**Directive**: Reproduce each line bearing the word "Memorandos".

┌──

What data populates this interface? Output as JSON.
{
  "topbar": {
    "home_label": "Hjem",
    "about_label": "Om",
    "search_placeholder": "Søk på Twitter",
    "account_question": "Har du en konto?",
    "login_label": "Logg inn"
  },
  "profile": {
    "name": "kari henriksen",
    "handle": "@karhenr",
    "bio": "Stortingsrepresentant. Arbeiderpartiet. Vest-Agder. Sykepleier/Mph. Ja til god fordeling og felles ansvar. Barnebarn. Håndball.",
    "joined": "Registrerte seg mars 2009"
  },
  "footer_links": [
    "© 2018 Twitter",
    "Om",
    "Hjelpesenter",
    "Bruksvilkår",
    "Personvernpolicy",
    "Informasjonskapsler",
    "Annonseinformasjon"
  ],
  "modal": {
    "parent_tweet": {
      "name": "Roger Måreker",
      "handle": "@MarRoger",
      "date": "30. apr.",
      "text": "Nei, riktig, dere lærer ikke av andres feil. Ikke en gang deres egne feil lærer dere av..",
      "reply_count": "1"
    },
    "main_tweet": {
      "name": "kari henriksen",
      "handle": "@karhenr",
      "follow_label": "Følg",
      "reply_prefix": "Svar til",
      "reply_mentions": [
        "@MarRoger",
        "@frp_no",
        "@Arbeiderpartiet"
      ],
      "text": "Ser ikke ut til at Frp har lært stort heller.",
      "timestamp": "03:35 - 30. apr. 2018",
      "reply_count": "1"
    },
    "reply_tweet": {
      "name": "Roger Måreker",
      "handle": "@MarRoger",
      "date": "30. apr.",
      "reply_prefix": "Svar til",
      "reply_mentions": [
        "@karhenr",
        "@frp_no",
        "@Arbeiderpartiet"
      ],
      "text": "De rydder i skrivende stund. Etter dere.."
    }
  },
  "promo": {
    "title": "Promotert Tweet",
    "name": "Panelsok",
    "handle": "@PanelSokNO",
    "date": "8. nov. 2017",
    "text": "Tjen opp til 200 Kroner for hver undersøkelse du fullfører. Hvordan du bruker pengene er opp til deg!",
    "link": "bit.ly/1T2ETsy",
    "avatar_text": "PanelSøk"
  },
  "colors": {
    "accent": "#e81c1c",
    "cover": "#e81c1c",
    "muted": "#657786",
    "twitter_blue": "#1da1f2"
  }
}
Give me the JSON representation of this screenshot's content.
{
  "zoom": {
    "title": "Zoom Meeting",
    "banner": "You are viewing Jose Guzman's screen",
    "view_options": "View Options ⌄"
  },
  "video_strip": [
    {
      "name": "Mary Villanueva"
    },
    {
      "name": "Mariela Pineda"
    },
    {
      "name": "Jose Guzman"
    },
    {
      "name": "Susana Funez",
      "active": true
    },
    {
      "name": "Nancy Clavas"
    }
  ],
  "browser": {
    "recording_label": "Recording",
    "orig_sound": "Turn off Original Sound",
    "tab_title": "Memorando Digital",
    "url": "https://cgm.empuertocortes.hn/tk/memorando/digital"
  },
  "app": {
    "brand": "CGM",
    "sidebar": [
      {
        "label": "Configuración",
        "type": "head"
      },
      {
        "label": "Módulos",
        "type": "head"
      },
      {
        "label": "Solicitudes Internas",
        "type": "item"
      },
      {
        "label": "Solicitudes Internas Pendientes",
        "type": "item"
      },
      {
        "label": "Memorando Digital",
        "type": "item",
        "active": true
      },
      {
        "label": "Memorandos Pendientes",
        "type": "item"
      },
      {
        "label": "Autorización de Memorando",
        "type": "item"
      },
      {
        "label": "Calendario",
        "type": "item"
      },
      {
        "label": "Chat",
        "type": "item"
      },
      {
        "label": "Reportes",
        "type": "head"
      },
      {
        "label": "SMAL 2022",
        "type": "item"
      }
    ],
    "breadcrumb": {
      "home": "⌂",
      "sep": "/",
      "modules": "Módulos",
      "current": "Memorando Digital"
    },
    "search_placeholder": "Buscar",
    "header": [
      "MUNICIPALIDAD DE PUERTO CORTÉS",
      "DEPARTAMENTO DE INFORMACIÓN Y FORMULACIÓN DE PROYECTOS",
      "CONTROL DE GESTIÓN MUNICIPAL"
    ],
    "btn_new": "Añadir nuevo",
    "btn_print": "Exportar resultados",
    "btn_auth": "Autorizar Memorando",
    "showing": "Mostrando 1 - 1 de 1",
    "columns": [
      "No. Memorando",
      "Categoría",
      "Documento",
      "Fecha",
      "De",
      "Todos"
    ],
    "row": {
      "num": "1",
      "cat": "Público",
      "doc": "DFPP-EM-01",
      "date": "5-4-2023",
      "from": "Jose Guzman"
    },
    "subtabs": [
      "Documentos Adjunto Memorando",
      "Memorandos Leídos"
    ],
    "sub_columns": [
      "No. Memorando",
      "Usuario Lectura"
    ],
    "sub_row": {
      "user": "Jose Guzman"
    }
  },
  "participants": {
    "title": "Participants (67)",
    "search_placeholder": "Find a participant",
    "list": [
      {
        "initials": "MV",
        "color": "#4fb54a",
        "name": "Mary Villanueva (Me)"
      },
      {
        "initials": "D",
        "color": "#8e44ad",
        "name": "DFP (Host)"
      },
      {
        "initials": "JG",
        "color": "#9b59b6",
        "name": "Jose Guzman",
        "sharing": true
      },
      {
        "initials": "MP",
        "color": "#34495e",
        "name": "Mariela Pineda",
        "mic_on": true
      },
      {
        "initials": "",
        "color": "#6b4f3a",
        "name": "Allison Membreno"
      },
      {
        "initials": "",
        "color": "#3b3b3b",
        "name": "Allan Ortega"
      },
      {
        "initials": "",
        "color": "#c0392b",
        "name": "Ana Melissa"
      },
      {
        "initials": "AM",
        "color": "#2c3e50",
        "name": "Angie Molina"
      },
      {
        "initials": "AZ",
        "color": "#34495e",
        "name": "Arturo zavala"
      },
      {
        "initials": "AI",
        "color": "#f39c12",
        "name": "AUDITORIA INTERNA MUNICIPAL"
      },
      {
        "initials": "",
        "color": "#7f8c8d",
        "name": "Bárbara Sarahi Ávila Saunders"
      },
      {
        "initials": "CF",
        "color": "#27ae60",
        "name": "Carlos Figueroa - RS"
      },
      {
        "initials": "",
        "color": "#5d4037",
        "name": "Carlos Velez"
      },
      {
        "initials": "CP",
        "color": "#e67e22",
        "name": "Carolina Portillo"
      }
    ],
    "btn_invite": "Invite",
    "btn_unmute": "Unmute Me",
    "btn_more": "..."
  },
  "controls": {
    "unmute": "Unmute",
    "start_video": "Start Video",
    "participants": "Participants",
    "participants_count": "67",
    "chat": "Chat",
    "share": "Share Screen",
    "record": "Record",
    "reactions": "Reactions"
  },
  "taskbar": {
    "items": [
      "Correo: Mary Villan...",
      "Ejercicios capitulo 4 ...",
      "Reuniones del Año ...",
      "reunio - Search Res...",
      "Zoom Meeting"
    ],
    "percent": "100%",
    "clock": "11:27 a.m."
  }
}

└──

**Correct answer**:
        "label": "Memorandos Pendientes",
      "Memorandos Leídos"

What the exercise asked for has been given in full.